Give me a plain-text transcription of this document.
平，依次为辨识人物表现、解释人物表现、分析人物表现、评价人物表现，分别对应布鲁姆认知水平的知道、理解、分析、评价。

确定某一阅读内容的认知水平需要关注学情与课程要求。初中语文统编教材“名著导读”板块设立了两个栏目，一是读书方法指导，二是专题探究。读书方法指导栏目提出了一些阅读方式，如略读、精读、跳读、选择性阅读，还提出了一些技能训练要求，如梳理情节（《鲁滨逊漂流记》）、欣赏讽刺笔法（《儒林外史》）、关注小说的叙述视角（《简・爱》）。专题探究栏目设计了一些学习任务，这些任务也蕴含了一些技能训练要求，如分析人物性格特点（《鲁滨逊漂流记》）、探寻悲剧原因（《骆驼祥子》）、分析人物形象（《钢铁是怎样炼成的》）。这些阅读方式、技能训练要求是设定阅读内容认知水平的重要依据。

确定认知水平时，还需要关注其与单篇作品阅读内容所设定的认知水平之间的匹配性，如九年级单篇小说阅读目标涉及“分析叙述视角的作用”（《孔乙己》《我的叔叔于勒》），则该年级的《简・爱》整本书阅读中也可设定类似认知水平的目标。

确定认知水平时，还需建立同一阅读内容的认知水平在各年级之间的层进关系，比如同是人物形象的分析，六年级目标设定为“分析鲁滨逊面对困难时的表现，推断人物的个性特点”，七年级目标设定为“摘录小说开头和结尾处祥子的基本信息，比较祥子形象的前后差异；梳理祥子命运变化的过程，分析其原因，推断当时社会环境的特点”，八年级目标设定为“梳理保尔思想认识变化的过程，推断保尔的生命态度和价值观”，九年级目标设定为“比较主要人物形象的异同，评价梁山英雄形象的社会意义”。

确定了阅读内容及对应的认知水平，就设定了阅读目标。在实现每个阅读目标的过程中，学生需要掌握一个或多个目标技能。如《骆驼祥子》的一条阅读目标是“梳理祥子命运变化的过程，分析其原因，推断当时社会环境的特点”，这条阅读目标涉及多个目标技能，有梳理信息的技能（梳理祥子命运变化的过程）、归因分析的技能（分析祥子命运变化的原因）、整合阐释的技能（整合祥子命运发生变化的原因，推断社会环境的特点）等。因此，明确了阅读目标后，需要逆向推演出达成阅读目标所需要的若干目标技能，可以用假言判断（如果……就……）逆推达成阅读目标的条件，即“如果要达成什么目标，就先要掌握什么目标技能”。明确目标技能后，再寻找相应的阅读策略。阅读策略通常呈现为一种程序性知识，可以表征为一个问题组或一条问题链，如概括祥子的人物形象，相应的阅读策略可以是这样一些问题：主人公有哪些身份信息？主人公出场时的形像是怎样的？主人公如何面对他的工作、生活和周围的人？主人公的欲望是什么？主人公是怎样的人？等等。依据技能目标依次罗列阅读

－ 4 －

_____

Instructions for the task:
All of the records must be repeated exactly.

Finished task:
Give me a plain-text transcription of this document.
平，依次为辨识人物表现、解释人物表现、分析人物表现、评价人物表现，分别对应布鲁姆认知水平的知道、理解、分析、评价。

确定某一阅读内容的认知水平需要关注学情与课程要求。初中语文统编教材“名著导读”板块设立了两个栏目，一是读书方法指导，二是专题探究。读书方法指导栏目提出了一些阅读方式，如略读、精读、跳读、选择性阅读，还提出了一些技能训练要求，如梳理情节（《鲁滨逊漂流记》）、欣赏讽刺笔法（《儒林外史》）、关注小说的叙述视角（《简・爱》）。专题探究栏目设计了一些学习任务，这些任务也蕴含了一些技能训练要求，如分析人物性格特点（《鲁滨逊漂流记》）、探寻悲剧原因（《骆驼祥子》）、分析人物形象（《钢铁是怎样炼成的》）。这些阅读方式、技能训练要求是设定阅读内容认知水平的重要依据。

确定认知水平时，还需要关注其与单篇作品阅读内容所设定的认知水平之间的匹配性，如九年级单篇小说阅读目标涉及“分析叙述视角的作用”（《孔乙己》《我的叔叔于勒》），则该年级的《简・爱》整本书阅读中也可设定类似认知水平的目标。

确定认知水平时，还需建立同一阅读内容的认知水平在各年级之间的层进关系，比如同是人物形象的分析，六年级目标设定为“分析鲁滨逊面对困难时的表现，推断人物的个性特点”，七年级目标设定为“摘录小说开头和结尾处祥子的基本信息，比较祥子形象的前后差异；梳理祥子命运变化的过程，分析其原因，推断当时社会环境的特点”，八年级目标设定为“梳理保尔思想认识变化的过程，推断保尔的生命态度和价值观”，九年级目标设定为“比较主要人物形象的异同，评价梁山英雄形象的社会意义”。

确定了阅读内容及对应的认知水平，就设定了阅读目标。在实现每个阅读目标的过程中，学生需要掌握一个或多个目标技能。如《骆驼祥子》的一条阅读目标是“梳理祥子命运变化的过程，分析其原因，推断当时社会环境的特点”，这条阅读目标涉及多个目标技能，有梳理信息的技能（梳理祥子命运变化的过程）、归因分析的技能（分析祥子命运变化的原因）、整合阐释的技能（整合祥子命运发生变化的原因，推断社会环境的特点）等。因此，明确了阅读目标后，需要逆向推演出达成阅读目标所需要的若干目标技能，可以用假言判断（如果……就……）逆推达成阅读目标的条件，即“如果要达成什么目标，就先要掌握什么目标技能”。明确目标技能后，再寻找相应的阅读策略。阅读策略通常呈现为一种程序性知识，可以表征为一个问题组或一条问题链，如概括祥子的人物形象，相应的阅读策略可以是这样一些问题：主人公有哪些身份信息？主人公出场时的形像是怎样的？主人公如何面对他的工作、生活和周围的人？主人公的欲望是什么？主人公是怎样的人？等等。依据技能目标依次罗列阅读

－ 4 －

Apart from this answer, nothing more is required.